__DATASET RECORDS__
+--

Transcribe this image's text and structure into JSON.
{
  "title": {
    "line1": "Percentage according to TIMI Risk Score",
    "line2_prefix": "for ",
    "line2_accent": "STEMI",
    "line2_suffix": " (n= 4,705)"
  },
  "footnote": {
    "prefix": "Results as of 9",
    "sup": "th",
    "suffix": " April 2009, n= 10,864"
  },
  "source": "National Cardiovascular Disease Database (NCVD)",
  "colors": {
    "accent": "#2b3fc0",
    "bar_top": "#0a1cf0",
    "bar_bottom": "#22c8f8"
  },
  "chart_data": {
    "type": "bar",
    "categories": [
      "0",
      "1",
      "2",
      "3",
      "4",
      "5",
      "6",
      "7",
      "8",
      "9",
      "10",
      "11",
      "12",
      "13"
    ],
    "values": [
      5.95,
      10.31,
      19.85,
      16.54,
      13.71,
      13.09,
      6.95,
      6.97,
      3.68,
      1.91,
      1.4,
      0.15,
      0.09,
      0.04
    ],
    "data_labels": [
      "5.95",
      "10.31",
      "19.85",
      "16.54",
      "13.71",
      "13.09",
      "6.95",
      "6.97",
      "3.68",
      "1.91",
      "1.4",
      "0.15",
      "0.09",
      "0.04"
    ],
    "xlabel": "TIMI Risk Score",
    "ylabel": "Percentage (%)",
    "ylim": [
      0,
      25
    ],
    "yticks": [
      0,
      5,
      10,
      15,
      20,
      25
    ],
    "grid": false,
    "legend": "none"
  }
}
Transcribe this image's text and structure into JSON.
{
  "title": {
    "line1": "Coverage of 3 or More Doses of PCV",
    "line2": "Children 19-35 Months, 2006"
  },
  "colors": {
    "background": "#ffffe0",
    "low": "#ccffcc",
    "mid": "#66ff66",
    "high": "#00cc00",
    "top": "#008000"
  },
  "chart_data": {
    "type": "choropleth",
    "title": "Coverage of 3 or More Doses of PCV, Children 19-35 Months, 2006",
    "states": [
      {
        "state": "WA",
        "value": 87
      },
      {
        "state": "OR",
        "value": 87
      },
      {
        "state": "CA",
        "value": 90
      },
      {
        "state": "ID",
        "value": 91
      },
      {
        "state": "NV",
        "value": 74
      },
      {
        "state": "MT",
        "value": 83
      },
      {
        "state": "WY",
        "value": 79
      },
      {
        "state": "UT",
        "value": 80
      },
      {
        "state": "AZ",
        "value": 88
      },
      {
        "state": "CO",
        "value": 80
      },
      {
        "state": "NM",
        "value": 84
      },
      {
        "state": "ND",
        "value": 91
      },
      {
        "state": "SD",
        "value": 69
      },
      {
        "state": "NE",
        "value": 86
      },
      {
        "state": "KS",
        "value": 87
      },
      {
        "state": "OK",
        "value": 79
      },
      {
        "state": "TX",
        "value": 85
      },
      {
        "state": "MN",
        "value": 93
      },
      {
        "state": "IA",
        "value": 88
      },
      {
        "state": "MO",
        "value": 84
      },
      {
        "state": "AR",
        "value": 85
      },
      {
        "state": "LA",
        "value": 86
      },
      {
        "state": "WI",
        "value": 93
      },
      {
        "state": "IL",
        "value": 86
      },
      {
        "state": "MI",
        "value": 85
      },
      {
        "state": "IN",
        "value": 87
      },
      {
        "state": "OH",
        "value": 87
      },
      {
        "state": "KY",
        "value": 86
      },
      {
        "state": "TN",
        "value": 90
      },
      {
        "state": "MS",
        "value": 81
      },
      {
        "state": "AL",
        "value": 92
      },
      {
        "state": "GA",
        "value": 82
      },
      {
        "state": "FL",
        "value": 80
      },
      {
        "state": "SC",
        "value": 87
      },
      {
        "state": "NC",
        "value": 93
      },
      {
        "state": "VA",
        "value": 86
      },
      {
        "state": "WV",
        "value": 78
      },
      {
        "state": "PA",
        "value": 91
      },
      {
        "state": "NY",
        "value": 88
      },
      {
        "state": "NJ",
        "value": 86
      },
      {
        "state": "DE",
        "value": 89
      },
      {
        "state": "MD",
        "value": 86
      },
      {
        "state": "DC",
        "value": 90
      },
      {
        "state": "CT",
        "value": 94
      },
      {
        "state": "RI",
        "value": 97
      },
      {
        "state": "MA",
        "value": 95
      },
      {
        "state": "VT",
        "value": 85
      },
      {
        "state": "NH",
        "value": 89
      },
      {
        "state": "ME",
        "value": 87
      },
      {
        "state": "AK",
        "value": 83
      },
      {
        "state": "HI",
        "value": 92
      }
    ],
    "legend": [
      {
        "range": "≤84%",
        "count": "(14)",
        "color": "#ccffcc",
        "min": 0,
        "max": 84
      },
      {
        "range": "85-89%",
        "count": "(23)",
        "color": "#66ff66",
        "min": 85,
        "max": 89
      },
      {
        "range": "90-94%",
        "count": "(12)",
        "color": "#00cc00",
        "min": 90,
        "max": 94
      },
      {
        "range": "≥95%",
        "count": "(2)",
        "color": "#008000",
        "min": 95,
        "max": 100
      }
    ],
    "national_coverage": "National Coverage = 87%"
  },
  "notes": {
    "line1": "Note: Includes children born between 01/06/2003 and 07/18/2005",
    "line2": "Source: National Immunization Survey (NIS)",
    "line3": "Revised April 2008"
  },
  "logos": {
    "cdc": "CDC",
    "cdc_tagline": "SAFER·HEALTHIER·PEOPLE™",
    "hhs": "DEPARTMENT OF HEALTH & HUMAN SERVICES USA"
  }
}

+--

Restate the data above word for word.

Transcribe this image's text and structure into JSON.
{
  "title": {
    "line1": "Percentage according to TIMI Risk Score",
    "line2_prefix": "for ",
    "line2_accent": "STEMI",
    "line2_suffix": " (n= 4,705)"
  },
  "footnote": {
    "prefix": "Results as of 9",
    "sup": "th",
    "suffix": " April 2009, n= 10,864"
  },
  "source": "National Cardiovascular Disease Database (NCVD)",
  "colors": {
    "accent": "#2b3fc0",
    "bar_top": "#0a1cf0",
    "bar_bottom": "#22c8f8"
  },
  "chart_data": {
    "type": "bar",
    "categories": [
      "0",
      "1",
      "2",
      "3",
      "4",
      "5",
      "6",
      "7",
      "8",
      "9",
      "10",
      "11",
      "12",
      "13"
    ],
    "values": [
      5.95,
      10.31,
      19.85,
      16.54,
      13.71,
      13.09,
      6.95,
      6.97,
      3.68,
      1.91,
      1.4,
      0.15,
      0.09,
      0.04
    ],
    "data_labels": [
      "5.95",
      "10.31",
      "19.85",
      "16.54",
      "13.71",
      "13.09",
      "6.95",
      "6.97",
      "3.68",
      "1.91",
      "1.4",
      "0.15",
      "0.09",
      "0.04"
    ],
    "xlabel": "TIMI Risk Score",
    "ylabel": "Percentage (%)",
    "ylim": [
      0,
      25
    ],
    "yticks": [
      0,
      5,
      10,
      15,
      20,
      25
    ],
    "grid": false,
    "legend": "none"
  }
}
Transcribe this image's text and structure into JSON.
{
  "title": {
    "line1": "Coverage of 3 or More Doses of PCV",
    "line2": "Children 19-35 Months, 2006"
  },
  "colors": {
    "background": "#ffffe0",
    "low": "#ccffcc",
    "mid": "#66ff66",
    "high": "#00cc00",
    "top": "#008000"
  },
  "chart_data": {
    "type": "choropleth",
    "title": "Coverage of 3 or More Doses of PCV, Children 19-35 Months, 2006",
    "states": [
      {
        "state": "WA",
        "value": 87
      },
      {
        "state": "OR",
        "value": 87
      },
      {
        "state": "CA",
        "value": 90
      },
      {
        "state": "ID",
        "value": 91
      },
      {
        "state": "NV",
        "value": 74
      },
      {
        "state": "MT",
        "value": 83
      },
      {
        "state": "WY",
        "value": 79
      },
      {
        "state": "UT",
        "value": 80
      },
      {
        "state": "AZ",
        "value": 88
      },
      {
        "state": "CO",
        "value": 80
      },
      {
        "state": "NM",
        "value": 84
      },
      {
        "state": "ND",
        "value": 91
      },
      {
        "state": "SD",
        "value": 69
      },
      {
        "state": "NE",
        "value": 86
      },
      {
        "state": "KS",
        "value": 87
      },
      {
        "state": "OK",
        "value": 79
      },
      {
        "state": "TX",
        "value": 85
      },
      {
        "state": "MN",
        "value": 93
      },
      {
        "state": "IA",
        "value": 88
      },
      {
        "state": "MO",
        "value": 84
      },
      {
        "state": "AR",
        "value": 85
      },
      {
        "state": "LA",
        "value": 86
      },
      {
        "state": "WI",
        "value": 93
      },
      {
        "state": "IL",
        "value": 86
      },
      {
        "state": "MI",
        "value": 85
      },
      {
        "state": "IN",
        "value": 87
      },
      {
        "state": "OH",
        "value": 87
      },
      {
        "state": "KY",
        "value": 86
      },
      {
        "state": "TN",
        "value": 90
      },
      {
        "state": "MS",
        "value": 81
      },
      {
        "state": "AL",
        "value": 92
      },
      {
        "state": "GA",
        "value": 82
      },
      {
        "state": "FL",
        "value": 80
      },
      {
        "state": "SC",
        "value": 87
      },
      {
        "state": "NC",
        "value": 93
      },
      {
        "state": "VA",
        "value": 86
      },
      {
        "state": "WV",
        "value": 78
      },
      {
        "state": "PA",
        "value": 91
      },
      {
        "state": "NY",
        "value": 88
      },
      {
        "state": "NJ",
        "value": 86
      },
      {
        "state": "DE",
        "value": 89
      },
      {
        "state": "MD",
        "value": 86
      },
      {
        "state": "DC",
        "value": 90
      },
      {
        "state": "CT",
        "value": 94
      },
      {
        "state": "RI",
        "value": 97
      },
      {
        "state": "MA",
        "value": 95
      },
      {
        "state": "VT",
        "value": 85
      },
      {
        "state": "NH",
        "value": 89
      },
      {
        "state": "ME",
        "value": 87
      },
      {
        "state": "AK",
        "value": 83
      },
      {
        "state": "HI",
        "value": 92
      }
    ],
    "legend": [
      {
        "range": "≤84%",
        "count": "(14)",
        "color": "#ccffcc",
        "min": 0,
        "max": 84
      },
      {
        "range": "85-89%",
        "count": "(23)",
        "color": "#66ff66",
        "min": 85,
        "max": 89
      },
      {
        "range": "90-94%",
        "count": "(12)",
        "color": "#00cc00",
        "min": 90,
        "max": 94
      },
      {
        "range": "≥95%",
        "count": "(2)",
        "color": "#008000",
        "min": 95,
        "max": 100
      }
    ],
    "national_coverage": "National Coverage = 87%"
  },
  "notes": {
    "line1": "Note: Includes children born between 01/06/2003 and 07/18/2005",
    "line2": "Source: National Immunization Survey (NIS)",
    "line3": "Revised April 2008"
  },
  "logos": {
    "cdc": "CDC",
    "cdc_tagline": "SAFER·HEALTHIER·PEOPLE™",
    "hhs": "DEPARTMENT OF HEALTH & HUMAN SERVICES USA"
  }
}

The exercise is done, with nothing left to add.